Recorded data:
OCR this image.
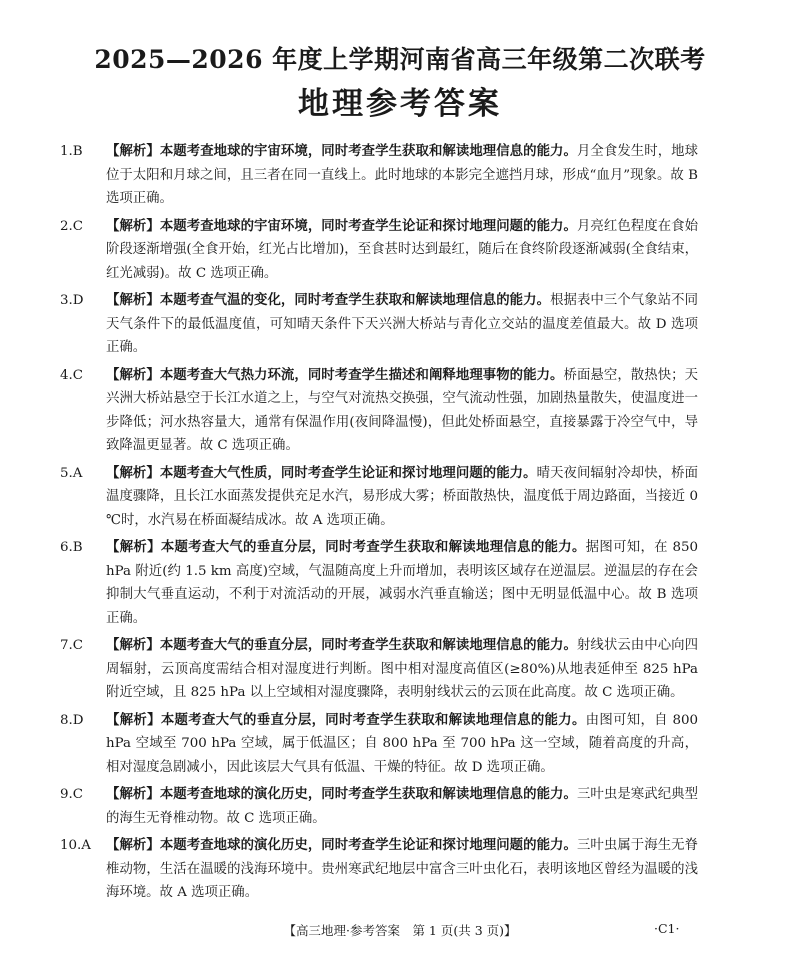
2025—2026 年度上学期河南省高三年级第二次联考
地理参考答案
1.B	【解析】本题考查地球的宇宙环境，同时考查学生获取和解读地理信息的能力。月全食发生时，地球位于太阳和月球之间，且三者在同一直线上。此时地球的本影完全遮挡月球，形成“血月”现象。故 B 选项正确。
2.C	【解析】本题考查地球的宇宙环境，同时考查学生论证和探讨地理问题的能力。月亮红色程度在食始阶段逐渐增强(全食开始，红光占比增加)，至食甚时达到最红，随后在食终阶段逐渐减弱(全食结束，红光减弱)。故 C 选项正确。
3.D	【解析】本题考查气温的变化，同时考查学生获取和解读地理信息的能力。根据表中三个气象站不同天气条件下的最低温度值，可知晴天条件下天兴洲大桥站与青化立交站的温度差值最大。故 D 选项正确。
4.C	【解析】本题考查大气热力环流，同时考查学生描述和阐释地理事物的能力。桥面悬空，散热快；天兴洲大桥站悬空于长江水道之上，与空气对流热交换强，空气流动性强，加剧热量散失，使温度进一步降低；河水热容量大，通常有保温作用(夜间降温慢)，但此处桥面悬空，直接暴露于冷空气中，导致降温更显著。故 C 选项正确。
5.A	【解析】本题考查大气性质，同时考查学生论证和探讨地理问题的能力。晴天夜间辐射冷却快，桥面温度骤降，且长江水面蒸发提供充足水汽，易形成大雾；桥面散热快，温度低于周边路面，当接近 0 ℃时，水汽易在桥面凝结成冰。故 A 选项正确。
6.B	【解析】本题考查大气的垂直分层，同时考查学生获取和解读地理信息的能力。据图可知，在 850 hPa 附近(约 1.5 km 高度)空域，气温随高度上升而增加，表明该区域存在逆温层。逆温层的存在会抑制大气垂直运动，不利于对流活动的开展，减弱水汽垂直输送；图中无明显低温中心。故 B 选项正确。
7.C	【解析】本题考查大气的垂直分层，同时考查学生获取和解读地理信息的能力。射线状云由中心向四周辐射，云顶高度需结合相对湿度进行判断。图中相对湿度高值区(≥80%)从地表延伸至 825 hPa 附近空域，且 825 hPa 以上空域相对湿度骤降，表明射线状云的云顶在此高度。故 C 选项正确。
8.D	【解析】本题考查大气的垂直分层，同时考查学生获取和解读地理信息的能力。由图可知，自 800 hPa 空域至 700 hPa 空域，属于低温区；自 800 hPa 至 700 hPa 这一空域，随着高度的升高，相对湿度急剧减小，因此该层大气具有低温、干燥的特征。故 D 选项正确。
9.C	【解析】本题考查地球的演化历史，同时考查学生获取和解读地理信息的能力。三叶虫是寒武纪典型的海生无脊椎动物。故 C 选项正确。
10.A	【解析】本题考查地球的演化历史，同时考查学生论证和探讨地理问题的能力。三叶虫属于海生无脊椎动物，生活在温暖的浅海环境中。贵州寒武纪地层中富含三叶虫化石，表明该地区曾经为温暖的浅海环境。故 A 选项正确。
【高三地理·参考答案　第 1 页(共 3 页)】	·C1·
---
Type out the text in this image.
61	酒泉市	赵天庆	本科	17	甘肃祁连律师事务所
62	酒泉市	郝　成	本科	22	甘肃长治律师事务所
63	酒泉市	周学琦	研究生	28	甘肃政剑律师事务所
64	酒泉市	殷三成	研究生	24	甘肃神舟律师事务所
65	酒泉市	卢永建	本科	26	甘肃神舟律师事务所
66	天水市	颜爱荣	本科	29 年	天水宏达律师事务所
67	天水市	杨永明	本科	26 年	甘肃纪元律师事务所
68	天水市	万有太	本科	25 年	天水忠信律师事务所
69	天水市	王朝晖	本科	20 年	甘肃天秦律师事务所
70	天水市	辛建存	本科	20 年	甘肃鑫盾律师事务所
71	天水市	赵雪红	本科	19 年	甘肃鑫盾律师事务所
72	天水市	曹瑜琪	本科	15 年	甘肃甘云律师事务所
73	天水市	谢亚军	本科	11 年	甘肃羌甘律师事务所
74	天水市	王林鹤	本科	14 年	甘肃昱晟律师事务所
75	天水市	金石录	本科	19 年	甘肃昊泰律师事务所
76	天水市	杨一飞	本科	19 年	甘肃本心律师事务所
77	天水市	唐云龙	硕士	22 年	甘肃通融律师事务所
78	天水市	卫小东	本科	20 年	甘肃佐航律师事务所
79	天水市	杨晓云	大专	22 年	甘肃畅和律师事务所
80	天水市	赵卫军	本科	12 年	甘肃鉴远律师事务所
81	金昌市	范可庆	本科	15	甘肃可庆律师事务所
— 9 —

# [WRITTEN TASK]
Copy out each line in the preceding records that contains "甘肃鑫盾律师事务所".

# [WRITTEN RESPONSE]
70	天水市	辛建存	本科	20 年	甘肃鑫盾律师事务所
71	天水市	赵雪红	本科	19 年	甘肃鑫盾律师事务所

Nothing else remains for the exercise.